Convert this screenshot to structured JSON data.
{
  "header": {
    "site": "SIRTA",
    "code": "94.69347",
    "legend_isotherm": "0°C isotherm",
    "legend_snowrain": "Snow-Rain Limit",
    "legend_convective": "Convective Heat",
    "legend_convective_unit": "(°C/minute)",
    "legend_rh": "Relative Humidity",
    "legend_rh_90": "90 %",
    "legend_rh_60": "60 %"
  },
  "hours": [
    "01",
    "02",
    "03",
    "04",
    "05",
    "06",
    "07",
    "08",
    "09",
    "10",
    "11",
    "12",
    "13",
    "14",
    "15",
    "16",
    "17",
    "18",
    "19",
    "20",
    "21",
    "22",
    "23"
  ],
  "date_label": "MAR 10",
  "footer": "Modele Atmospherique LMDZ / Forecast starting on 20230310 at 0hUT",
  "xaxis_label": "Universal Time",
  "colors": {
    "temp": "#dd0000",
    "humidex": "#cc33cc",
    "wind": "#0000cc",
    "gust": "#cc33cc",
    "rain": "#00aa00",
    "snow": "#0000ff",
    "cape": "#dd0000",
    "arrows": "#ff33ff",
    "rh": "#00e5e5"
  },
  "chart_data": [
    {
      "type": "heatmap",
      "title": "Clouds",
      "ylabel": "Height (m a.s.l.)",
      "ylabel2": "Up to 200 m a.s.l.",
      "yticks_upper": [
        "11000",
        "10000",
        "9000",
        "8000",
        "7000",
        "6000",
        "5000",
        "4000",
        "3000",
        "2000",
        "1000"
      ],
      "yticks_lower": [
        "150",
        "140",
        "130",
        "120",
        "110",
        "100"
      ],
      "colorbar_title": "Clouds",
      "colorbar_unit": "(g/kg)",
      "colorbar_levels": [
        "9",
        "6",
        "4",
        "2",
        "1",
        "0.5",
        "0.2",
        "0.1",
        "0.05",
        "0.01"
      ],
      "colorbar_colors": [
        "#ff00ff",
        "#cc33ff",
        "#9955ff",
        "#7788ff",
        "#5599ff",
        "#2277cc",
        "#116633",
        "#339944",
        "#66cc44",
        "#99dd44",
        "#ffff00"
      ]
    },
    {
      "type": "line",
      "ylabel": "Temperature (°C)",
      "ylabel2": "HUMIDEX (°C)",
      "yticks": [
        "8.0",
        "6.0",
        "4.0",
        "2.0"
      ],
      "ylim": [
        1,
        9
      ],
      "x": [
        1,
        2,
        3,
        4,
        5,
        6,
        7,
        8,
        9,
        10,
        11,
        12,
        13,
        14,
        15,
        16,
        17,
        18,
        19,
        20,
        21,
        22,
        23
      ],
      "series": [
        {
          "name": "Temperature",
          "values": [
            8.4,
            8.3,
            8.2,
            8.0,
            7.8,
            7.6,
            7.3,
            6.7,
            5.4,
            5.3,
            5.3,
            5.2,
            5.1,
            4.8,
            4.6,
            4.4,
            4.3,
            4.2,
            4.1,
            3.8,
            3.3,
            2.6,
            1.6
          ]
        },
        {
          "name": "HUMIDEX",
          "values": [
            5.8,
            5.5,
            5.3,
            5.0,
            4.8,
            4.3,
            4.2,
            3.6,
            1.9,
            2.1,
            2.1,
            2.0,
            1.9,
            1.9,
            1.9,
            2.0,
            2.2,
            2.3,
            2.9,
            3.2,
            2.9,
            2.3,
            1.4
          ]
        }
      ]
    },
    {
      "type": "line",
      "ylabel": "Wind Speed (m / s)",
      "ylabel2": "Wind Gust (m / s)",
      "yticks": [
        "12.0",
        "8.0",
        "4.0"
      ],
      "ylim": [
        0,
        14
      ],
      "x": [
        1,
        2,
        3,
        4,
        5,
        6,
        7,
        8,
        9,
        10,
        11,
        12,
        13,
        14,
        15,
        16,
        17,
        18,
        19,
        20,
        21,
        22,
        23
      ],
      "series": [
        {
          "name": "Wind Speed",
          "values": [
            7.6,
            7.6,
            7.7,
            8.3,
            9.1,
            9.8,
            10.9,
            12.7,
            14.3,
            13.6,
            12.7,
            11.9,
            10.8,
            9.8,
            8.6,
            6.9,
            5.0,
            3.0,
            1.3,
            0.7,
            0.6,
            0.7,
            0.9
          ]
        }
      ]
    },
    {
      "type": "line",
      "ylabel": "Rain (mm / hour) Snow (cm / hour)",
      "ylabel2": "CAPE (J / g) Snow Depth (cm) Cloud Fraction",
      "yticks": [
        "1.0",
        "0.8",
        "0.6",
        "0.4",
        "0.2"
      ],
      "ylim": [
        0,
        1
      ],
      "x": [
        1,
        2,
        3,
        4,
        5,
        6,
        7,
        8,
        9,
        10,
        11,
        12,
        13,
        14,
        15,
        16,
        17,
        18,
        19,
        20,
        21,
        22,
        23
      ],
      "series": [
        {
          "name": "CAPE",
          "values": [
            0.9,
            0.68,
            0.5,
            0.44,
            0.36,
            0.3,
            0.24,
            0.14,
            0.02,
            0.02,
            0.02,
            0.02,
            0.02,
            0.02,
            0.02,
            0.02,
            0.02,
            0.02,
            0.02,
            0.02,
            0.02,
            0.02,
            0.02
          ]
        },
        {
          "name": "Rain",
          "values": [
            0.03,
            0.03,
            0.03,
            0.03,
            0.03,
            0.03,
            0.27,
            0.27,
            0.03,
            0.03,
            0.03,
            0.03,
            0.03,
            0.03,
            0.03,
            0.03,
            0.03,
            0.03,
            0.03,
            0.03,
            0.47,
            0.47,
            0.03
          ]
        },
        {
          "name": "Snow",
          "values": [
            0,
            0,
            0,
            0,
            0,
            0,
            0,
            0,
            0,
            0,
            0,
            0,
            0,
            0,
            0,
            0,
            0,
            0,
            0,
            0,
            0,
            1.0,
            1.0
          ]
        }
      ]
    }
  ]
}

* Objective
Read through the data and copy every line where "Temperature" shows up.

* Answer below
      "ylabel": "Temperature (°C)",
          "name": "Temperature",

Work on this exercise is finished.